• _Problem requirements_: Looking at each line of the data below, tally those that contain the word "liability" and give only the total.

*** Block opens ***

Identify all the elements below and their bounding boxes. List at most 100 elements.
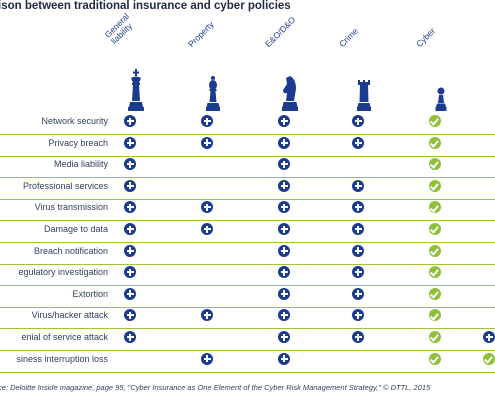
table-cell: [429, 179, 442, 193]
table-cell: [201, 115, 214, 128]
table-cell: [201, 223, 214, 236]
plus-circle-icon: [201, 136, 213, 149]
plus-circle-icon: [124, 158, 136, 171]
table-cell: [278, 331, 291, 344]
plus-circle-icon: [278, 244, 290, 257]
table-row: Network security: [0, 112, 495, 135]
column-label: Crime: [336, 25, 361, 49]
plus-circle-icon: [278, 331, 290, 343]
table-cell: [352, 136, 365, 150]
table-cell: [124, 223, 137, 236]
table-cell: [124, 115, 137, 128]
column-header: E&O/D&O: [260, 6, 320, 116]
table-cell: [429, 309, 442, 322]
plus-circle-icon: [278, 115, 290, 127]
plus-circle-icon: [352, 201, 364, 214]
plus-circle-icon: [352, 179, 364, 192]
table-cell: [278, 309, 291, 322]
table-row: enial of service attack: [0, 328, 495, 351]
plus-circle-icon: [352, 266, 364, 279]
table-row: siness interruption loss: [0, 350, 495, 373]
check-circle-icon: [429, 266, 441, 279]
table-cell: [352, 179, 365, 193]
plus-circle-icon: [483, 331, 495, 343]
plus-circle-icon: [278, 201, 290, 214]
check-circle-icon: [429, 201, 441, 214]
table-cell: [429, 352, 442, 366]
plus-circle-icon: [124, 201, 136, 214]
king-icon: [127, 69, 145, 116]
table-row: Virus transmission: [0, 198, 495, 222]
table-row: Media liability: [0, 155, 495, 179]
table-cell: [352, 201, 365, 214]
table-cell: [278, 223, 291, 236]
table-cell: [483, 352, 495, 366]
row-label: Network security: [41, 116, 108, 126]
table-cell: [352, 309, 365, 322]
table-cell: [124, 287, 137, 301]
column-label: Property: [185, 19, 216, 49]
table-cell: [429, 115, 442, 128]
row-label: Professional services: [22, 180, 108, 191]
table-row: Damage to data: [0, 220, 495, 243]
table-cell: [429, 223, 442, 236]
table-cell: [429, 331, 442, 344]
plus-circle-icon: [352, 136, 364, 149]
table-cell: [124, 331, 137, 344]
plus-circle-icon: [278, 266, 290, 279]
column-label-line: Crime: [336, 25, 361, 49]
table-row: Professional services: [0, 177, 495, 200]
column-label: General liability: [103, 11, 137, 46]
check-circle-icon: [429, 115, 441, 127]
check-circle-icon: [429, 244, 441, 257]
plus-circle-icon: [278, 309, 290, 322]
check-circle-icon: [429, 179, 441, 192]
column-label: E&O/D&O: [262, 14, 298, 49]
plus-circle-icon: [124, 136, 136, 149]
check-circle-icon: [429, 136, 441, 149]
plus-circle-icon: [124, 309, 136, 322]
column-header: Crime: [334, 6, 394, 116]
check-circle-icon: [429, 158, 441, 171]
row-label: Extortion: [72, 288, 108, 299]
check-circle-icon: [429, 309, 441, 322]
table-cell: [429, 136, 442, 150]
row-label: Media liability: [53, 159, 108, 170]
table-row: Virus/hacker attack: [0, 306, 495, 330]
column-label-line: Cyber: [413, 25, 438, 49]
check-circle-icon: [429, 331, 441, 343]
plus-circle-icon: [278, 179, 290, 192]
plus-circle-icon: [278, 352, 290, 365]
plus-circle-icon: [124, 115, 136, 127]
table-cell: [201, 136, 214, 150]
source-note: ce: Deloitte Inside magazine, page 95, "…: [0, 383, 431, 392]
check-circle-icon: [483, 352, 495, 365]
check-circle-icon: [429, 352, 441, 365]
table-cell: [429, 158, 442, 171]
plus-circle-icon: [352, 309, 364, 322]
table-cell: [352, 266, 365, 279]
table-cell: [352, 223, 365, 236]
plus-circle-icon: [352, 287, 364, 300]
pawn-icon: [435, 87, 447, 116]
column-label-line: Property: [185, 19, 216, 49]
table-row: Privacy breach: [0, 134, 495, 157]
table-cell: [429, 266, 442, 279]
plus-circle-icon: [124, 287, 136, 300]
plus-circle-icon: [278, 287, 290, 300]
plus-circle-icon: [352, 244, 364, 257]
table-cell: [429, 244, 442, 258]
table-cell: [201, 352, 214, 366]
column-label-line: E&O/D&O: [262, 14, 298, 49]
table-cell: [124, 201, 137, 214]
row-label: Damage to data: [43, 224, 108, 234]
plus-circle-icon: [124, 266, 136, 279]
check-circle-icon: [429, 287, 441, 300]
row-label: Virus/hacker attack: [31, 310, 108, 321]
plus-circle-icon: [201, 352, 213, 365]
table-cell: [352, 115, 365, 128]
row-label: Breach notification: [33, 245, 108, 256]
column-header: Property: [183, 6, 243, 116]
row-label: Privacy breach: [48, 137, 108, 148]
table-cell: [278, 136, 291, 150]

*** Block closes ***

• _Task solution_: 3